#### [DESCRIPTION OF THE TASK]
Locate the word "unauthorized" in the entries below, then gather every line that holds it.

[Start of GIVEN ENTRIES]

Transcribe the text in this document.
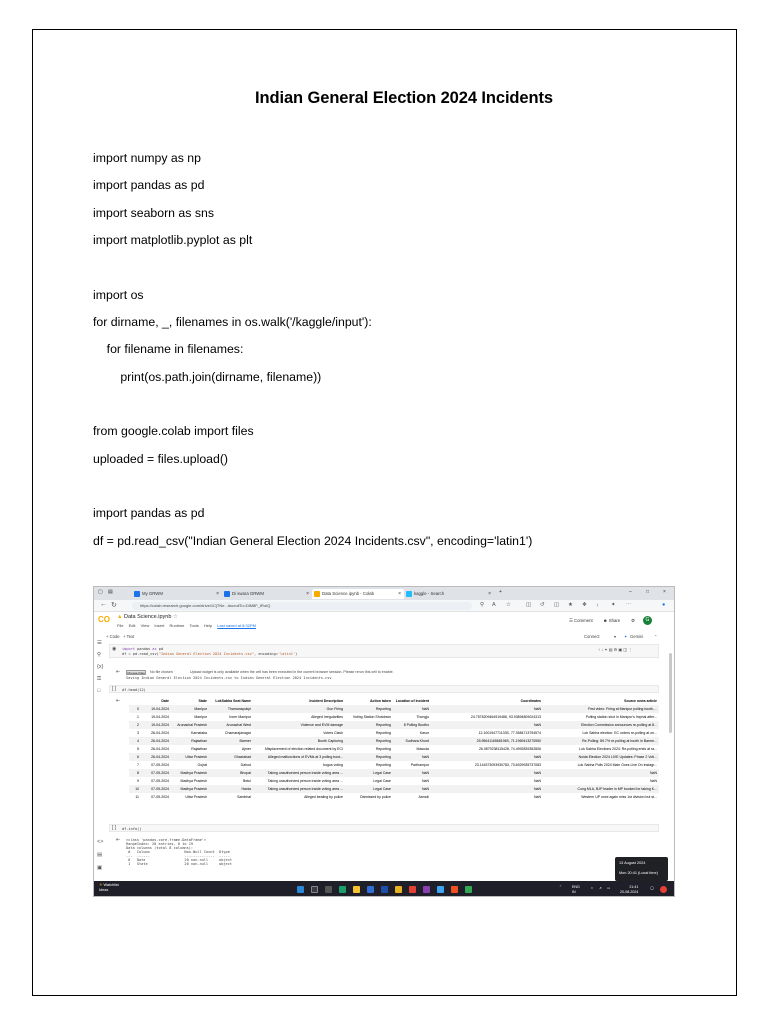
Indian General Election 2024 Incidents
import numpy as np
import pandas as pd
import seaborn as sns
import matplotlib.pyplot as plt
import os
for dirname, _, filenames in os.walk('/kaggle/input'):
for filename in filenames:
print(os.path.join(dirname, filename))
from google.colab import files
uploaded = files.upload()
import pandas as pd
df = pd.read_csv("Indian General Election 2024 Incidents.csv", encoding='latin1')
▢ ▤	My GRWM	×	Di swara GRWM	×	Data Science.ipynb - Colab	×	kaggle - Search	× +	–	□	×
← ↻	https://colab.research.google.com/drive/1CjTNe...#scrollTo=DlM8F_tRoIQ	⚲ A ☆	◫ ↺ ◫ ★ ❖ ↓ ✦ ⋯	●
CO ▲ Data Science.ipynb ☆
File Edit View Insert Runtime Tools Help Last saved at 8:32PM
☰ Comment ☻ Share	⚙	G
+ Code + Text	Connect	▾ ✦ Gemini	⌃
☰
⚲
{x}
⚿
□
<>
▤
▣
◉ import pandas as pd
df = pd.read_csv("Indian General Election 2024 Incidents.csv", encoding='latin1')
↑ ↓ ⚭ ▤ ⚙ ▣ ◫ ⋮
⇤	Choose Files	No file chosen	Upload widget is only available when the cell has been executed in the current browser session. Please rerun this cell to enable.
Saving Indian General Election 2024 Incidents.csv to Indian General Election 2024 Incidents.csv
[ ] df.head(12)
⇤	Date	State	LokSabha Seat Name	Incident Description	Action taken	Location of Incident	Coordinates	Source news article
0	19-04-2024	Manipur	Thamanapokpi	Gun Firing	Reporting	NaN	NaN	First video: Firing at Manipur polling booth,...
1	19-04-2024	Manipur	Inner Manipur	Alleged Irregularities	Voting Station Shutdown	Thongju	24.7578209464919486, 93.93894809024313	Polling station shut in Manipur's Imphal after...
2	19-04-2024	Arunachal Pradesh	Arunachal West	Violence and EVM damage	Reporting	8 Polling Booths	NaN	Election Commission announces re-polling at 8...
3	26-04-2024	Karnataka	Chamarajanagar	Voters Clash	Reporting	Kasur	12.100194771133S, 77.3584713794574	Lok Sabha election: EC orders re-polling at on...
4	26-04-2024	Rajasthan	Barmer	Booth Capturing	Reporting	Sudhara Khurd	25.9564116568196S, 71.1969413270550	Re-Polling: 89.7% re-polling at booth in Barme...
5	26-04-2024	Rajasthan	Ajmer	Misplacement of election related document by ECI	Reporting	Masuda	26.0879238115428, 74.4992839352806	Lok Sabha Elections 2024: Re-polling ends at ra...
6	26-04-2024	Uttar Pradesh	Ghaziabad	Alleged malfunctions of EVMs at 3 polling boot...	Reporting	NaN	NaN	Noida Election 2024 LIVE Updates: Phase 2 Voti...
7	07-05-2024	Gujrat	Dahod	bogus voting	Reporting	Parthampur	23.144373093930783, 73.6929935737083	Lok Sabha Polls 2024 Main Goes Live On Instagr...
8	07-05-2024	Madhya Pradesh	Bhopal	Taking unauthorized person inside voting area ...	Legal Case	NaN	NaN	NaN
9	07-05-2024	Madhya Pradesh	Betul	Taking unauthorized person inside voting area ...	Legal Case	NaN	NaN	NaN
10	07-05-2024	Madhya Pradesh	Harda	Taking unauthorized person inside voting area ...	Legal Case	NaN	NaN	Cong MLA, BJP leader in MP booked for taking K...
11	07-05-2024	Uttar Pradesh	Sambhal	Alleged beating by police	Dismissed by police	Asmoli	NaN	Western UP once again miss 1st division but st...
[ ] df.info()
⇤ <class 'pandas.core.frame.DataFrame'>
RangeIndex: 20 entries, 0 to 19
Data columns (total 8 columns):
#   Column                Non-Null Count  Dtype
---  ------                --------------  -----
0   Date                  20 non-null     object
1   State                 20 non-null     object	13 August 2024
Mon 20:41 (Local time)
☀ Watchlist
Ideas
⌃	ENG
IN
≈ ♬ ▭	21:41
20-08-2024
◯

[End of GIVEN ENTRIES]

#### [FULL ANSWER]
8	07-05-2024	Madhya Pradesh	Bhopal	Taking unauthorized person inside voting area ...	Legal Case	NaN	NaN	NaN
9	07-05-2024	Madhya Pradesh	Betul	Taking unauthorized person inside voting area ...	Legal Case	NaN	NaN	NaN
10	07-05-2024	Madhya Pradesh	Harda	Taking unauthorized person inside voting area ...	Legal Case	NaN	NaN	Cong MLA, BJP leader in MP booked for taking K...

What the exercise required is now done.